>> start Excerpted records

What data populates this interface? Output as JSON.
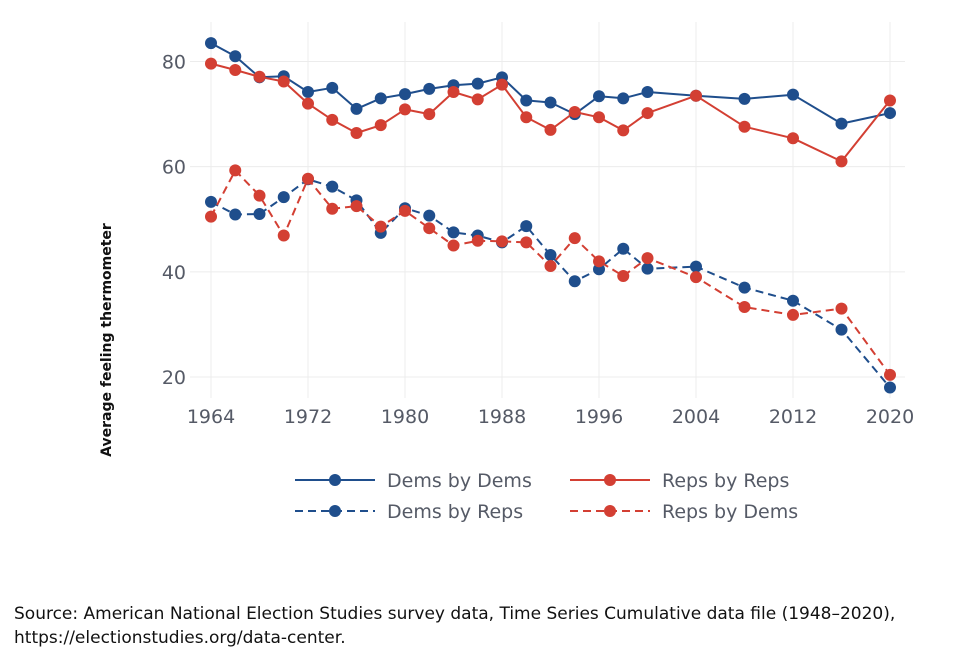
{
  "chart_data": {
    "type": "line",
    "title": "",
    "xlabel": "",
    "ylabel": "Average feeling thermometer",
    "xlim": [
      1964,
      2020
    ],
    "ylim": [
      16,
      86
    ],
    "x_ticks": [
      "1964",
      "1972",
      "1980",
      "1988",
      "1996",
      "2004",
      "2012",
      "2020"
    ],
    "y_ticks": [
      "20",
      "40",
      "60",
      "80"
    ],
    "grid": true,
    "legend_position": "bottom",
    "series": [
      {
        "name": "Dems by Dems",
        "color": "#1f4e8c",
        "linestyle": "solid",
        "x": [
          1964,
          1966,
          1968,
          1970,
          1972,
          1974,
          1976,
          1978,
          1980,
          1982,
          1984,
          1986,
          1988,
          1990,
          1992,
          1994,
          1996,
          1998,
          2000,
          2004,
          2008,
          2012,
          2016,
          2020
        ],
        "y": [
          83.5,
          81.0,
          77.0,
          77.2,
          74.2,
          75.0,
          71.0,
          73.0,
          73.8,
          74.8,
          75.5,
          75.8,
          77.0,
          72.6,
          72.2,
          70.0,
          73.4,
          73.0,
          74.2,
          73.5,
          72.9,
          73.7,
          68.2,
          70.2
        ]
      },
      {
        "name": "Reps by Reps",
        "color": "#d33f33",
        "linestyle": "solid",
        "x": [
          1964,
          1966,
          1968,
          1970,
          1972,
          1974,
          1976,
          1978,
          1980,
          1982,
          1984,
          1986,
          1988,
          1990,
          1992,
          1994,
          1996,
          1998,
          2000,
          2004,
          2008,
          2012,
          2016,
          2020
        ],
        "y": [
          79.6,
          78.4,
          77.1,
          76.2,
          72.0,
          68.9,
          66.4,
          67.9,
          70.9,
          70.0,
          74.2,
          72.8,
          75.6,
          69.4,
          67.0,
          70.4,
          69.4,
          66.9,
          70.2,
          73.5,
          67.6,
          65.4,
          61.0,
          72.6
        ]
      },
      {
        "name": "Dems by Reps",
        "color": "#1f4e8c",
        "linestyle": "dashed",
        "x": [
          1964,
          1966,
          1968,
          1970,
          1972,
          1974,
          1976,
          1978,
          1980,
          1982,
          1984,
          1986,
          1988,
          1990,
          1992,
          1994,
          1996,
          1998,
          2000,
          2004,
          2008,
          2012,
          2016,
          2020
        ],
        "y": [
          53.3,
          50.9,
          51.0,
          54.2,
          57.6,
          56.2,
          53.6,
          47.4,
          52.1,
          50.7,
          47.5,
          46.9,
          45.6,
          48.7,
          43.2,
          38.2,
          40.5,
          44.4,
          40.6,
          41.0,
          37.0,
          34.5,
          29.0,
          18.0
        ]
      },
      {
        "name": "Reps by Dems",
        "color": "#d33f33",
        "linestyle": "dashed",
        "x": [
          1964,
          1966,
          1968,
          1970,
          1972,
          1974,
          1976,
          1978,
          1980,
          1982,
          1984,
          1986,
          1988,
          1990,
          1992,
          1994,
          1996,
          1998,
          2000,
          2004,
          2008,
          2012,
          2016,
          2020
        ],
        "y": [
          50.5,
          59.3,
          54.5,
          46.9,
          57.7,
          52.0,
          52.5,
          48.6,
          51.6,
          48.3,
          45.0,
          45.9,
          45.8,
          45.6,
          41.1,
          46.4,
          42.0,
          39.2,
          42.6,
          39.0,
          33.3,
          31.8,
          33.0,
          20.4
        ]
      }
    ]
  },
  "source": {
    "line1": "Source: American National Election Studies survey data, Time Series Cumulative data file (1948–2020),",
    "line2": "https://electionstudies.org/data-center."
  }
}
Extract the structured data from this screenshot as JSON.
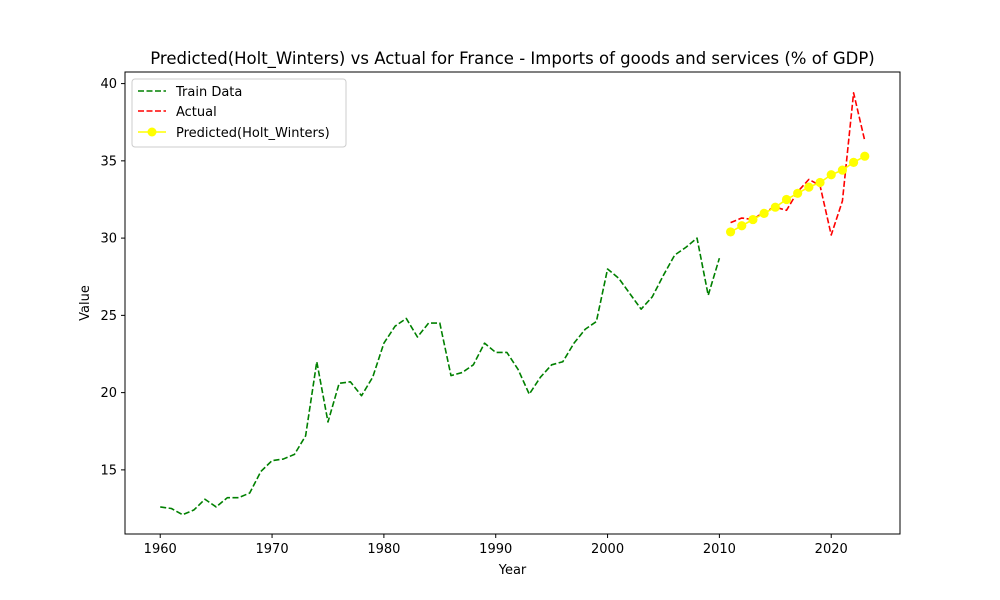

>> end Excerpted records

_Work required:_ Ignore the images and quote every line of the listing exactly.

_Response to the exercise:_
What data populates this interface? Output as JSON.
{
  "chart_data": {
    "type": "line",
    "title": "",
    "xlabel": "",
    "ylabel": "Average feeling thermometer",
    "xlim": [
      1964,
      2020
    ],
    "ylim": [
      16,
      86
    ],
    "x_ticks": [
      "1964",
      "1972",
      "1980",
      "1988",
      "1996",
      "2004",
      "2012",
      "2020"
    ],
    "y_ticks": [
      "20",
      "40",
      "60",
      "80"
    ],
    "grid": true,
    "legend_position": "bottom",
    "series": [
      {
        "name": "Dems by Dems",
        "color": "#1f4e8c",
        "linestyle": "solid",
        "x": [
          1964,
          1966,
          1968,
          1970,
          1972,
          1974,
          1976,
          1978,
          1980,
          1982,
          1984,
          1986,
          1988,
          1990,
          1992,
          1994,
          1996,
          1998,
          2000,
          2004,
          2008,
          2012,
          2016,
          2020
        ],
        "y": [
          83.5,
          81.0,
          77.0,
          77.2,
          74.2,
          75.0,
          71.0,
          73.0,
          73.8,
          74.8,
          75.5,
          75.8,
          77.0,
          72.6,
          72.2,
          70.0,
          73.4,
          73.0,
          74.2,
          73.5,
          72.9,
          73.7,
          68.2,
          70.2
        ]
      },
      {
        "name": "Reps by Reps",
        "color": "#d33f33",
        "linestyle": "solid",
        "x": [
          1964,
          1966,
          1968,
          1970,
          1972,
          1974,
          1976,
          1978,
          1980,
          1982,
          1984,
          1986,
          1988,
          1990,
          1992,
          1994,
          1996,
          1998,
          2000,
          2004,
          2008,
          2012,
          2016,
          2020
        ],
        "y": [
          79.6,
          78.4,
          77.1,
          76.2,
          72.0,
          68.9,
          66.4,
          67.9,
          70.9,
          70.0,
          74.2,
          72.8,
          75.6,
          69.4,
          67.0,
          70.4,
          69.4,
          66.9,
          70.2,
          73.5,
          67.6,
          65.4,
          61.0,
          72.6
        ]
      },
      {
        "name": "Dems by Reps",
        "color": "#1f4e8c",
        "linestyle": "dashed",
        "x": [
          1964,
          1966,
          1968,
          1970,
          1972,
          1974,
          1976,
          1978,
          1980,
          1982,
          1984,
          1986,
          1988,
          1990,
          1992,
          1994,
          1996,
          1998,
          2000,
          2004,
          2008,
          2012,
          2016,
          2020
        ],
        "y": [
          53.3,
          50.9,
          51.0,
          54.2,
          57.6,
          56.2,
          53.6,
          47.4,
          52.1,
          50.7,
          47.5,
          46.9,
          45.6,
          48.7,
          43.2,
          38.2,
          40.5,
          44.4,
          40.6,
          41.0,
          37.0,
          34.5,
          29.0,
          18.0
        ]
      },
      {
        "name": "Reps by Dems",
        "color": "#d33f33",
        "linestyle": "dashed",
        "x": [
          1964,
          1966,
          1968,
          1970,
          1972,
          1974,
          1976,
          1978,
          1980,
          1982,
          1984,
          1986,
          1988,
          1990,
          1992,
          1994,
          1996,
          1998,
          2000,
          2004,
          2008,
          2012,
          2016,
          2020
        ],
        "y": [
          50.5,
          59.3,
          54.5,
          46.9,
          57.7,
          52.0,
          52.5,
          48.6,
          51.6,
          48.3,
          45.0,
          45.9,
          45.8,
          45.6,
          41.1,
          46.4,
          42.0,
          39.2,
          42.6,
          39.0,
          33.3,
          31.8,
          33.0,
          20.4
        ]
      }
    ]
  },
  "source": {
    "line1": "Source: American National Election Studies survey data, Time Series Cumulative data file (1948–2020),",
    "line2": "https://electionstudies.org/data-center."
  }
}
Extract the structured data from this screenshot as JSON.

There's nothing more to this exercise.